(Dataset items)

▬▬▬▬▬▬▬▬▬▬

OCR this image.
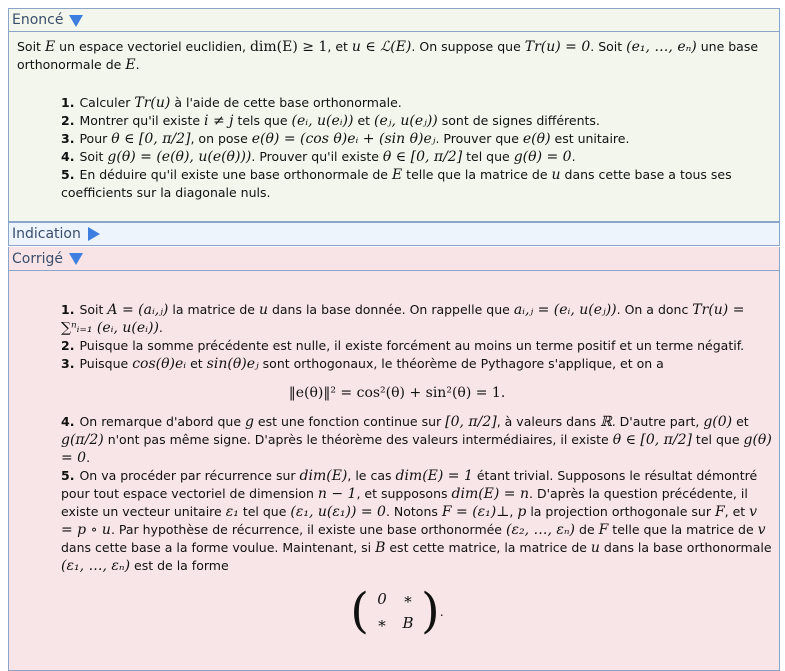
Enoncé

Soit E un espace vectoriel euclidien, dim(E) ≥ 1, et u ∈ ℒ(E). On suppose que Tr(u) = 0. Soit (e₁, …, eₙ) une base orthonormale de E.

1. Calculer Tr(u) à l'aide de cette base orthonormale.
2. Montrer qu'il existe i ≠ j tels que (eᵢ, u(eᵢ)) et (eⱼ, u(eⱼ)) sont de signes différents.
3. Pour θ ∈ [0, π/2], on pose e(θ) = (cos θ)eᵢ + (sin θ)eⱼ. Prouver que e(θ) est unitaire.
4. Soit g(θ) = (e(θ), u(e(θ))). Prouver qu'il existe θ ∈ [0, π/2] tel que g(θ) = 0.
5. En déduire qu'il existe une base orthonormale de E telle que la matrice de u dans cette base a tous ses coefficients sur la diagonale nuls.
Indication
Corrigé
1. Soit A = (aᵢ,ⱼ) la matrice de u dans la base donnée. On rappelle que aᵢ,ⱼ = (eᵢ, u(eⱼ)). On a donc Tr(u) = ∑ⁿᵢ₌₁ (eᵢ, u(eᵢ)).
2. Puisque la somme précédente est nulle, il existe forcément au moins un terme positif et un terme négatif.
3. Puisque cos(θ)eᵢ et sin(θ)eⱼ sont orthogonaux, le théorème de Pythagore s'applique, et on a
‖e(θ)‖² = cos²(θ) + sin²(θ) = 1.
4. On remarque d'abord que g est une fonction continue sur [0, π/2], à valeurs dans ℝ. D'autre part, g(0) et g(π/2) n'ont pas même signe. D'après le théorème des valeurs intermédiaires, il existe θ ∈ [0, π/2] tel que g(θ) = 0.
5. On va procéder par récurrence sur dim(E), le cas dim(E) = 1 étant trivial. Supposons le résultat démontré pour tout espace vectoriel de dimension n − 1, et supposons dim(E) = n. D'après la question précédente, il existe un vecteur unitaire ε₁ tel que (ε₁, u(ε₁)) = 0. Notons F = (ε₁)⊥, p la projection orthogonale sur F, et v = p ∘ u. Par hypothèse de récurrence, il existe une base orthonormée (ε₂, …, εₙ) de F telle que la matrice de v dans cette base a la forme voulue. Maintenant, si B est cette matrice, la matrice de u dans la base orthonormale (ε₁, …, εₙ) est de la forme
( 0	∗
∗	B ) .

▬▬▬▬▬▬▬▬▬▬

Make an exact copy of all the material, but keep the pictures out of it.

OCR this image.
Enoncé

Soit E un espace vectoriel euclidien, dim(E) ≥ 1, et u ∈ ℒ(E). On suppose que Tr(u) = 0. Soit (e₁, …, eₙ) une base orthonormale de E.

1. Calculer Tr(u) à l'aide de cette base orthonormale.
2. Montrer qu'il existe i ≠ j tels que (eᵢ, u(eᵢ)) et (eⱼ, u(eⱼ)) sont de signes différents.
3. Pour θ ∈ [0, π/2], on pose e(θ) = (cos θ)eᵢ + (sin θ)eⱼ. Prouver que e(θ) est unitaire.
4. Soit g(θ) = (e(θ), u(e(θ))). Prouver qu'il existe θ ∈ [0, π/2] tel que g(θ) = 0.
5. En déduire qu'il existe une base orthonormale de E telle que la matrice de u dans cette base a tous ses coefficients sur la diagonale nuls.
Indication
Corrigé
1. Soit A = (aᵢ,ⱼ) la matrice de u dans la base donnée. On rappelle que aᵢ,ⱼ = (eᵢ, u(eⱼ)). On a donc Tr(u) = ∑ⁿᵢ₌₁ (eᵢ, u(eᵢ)).
2. Puisque la somme précédente est nulle, il existe forcément au moins un terme positif et un terme négatif.
3. Puisque cos(θ)eᵢ et sin(θ)eⱼ sont orthogonaux, le théorème de Pythagore s'applique, et on a
‖e(θ)‖² = cos²(θ) + sin²(θ) = 1.
4. On remarque d'abord que g est une fonction continue sur [0, π/2], à valeurs dans ℝ. D'autre part, g(0) et g(π/2) n'ont pas même signe. D'après le théorème des valeurs intermédiaires, il existe θ ∈ [0, π/2] tel que g(θ) = 0.
5. On va procéder par récurrence sur dim(E), le cas dim(E) = 1 étant trivial. Supposons le résultat démontré pour tout espace vectoriel de dimension n − 1, et supposons dim(E) = n. D'après la question précédente, il existe un vecteur unitaire ε₁ tel que (ε₁, u(ε₁)) = 0. Notons F = (ε₁)⊥, p la projection orthogonale sur F, et v = p ∘ u. Par hypothèse de récurrence, il existe une base orthonormée (ε₂, …, εₙ) de F telle que la matrice de v dans cette base a la forme voulue. Maintenant, si B est cette matrice, la matrice de u dans la base orthonormale (ε₁, …, εₙ) est de la forme
( 0	∗
∗	B ) .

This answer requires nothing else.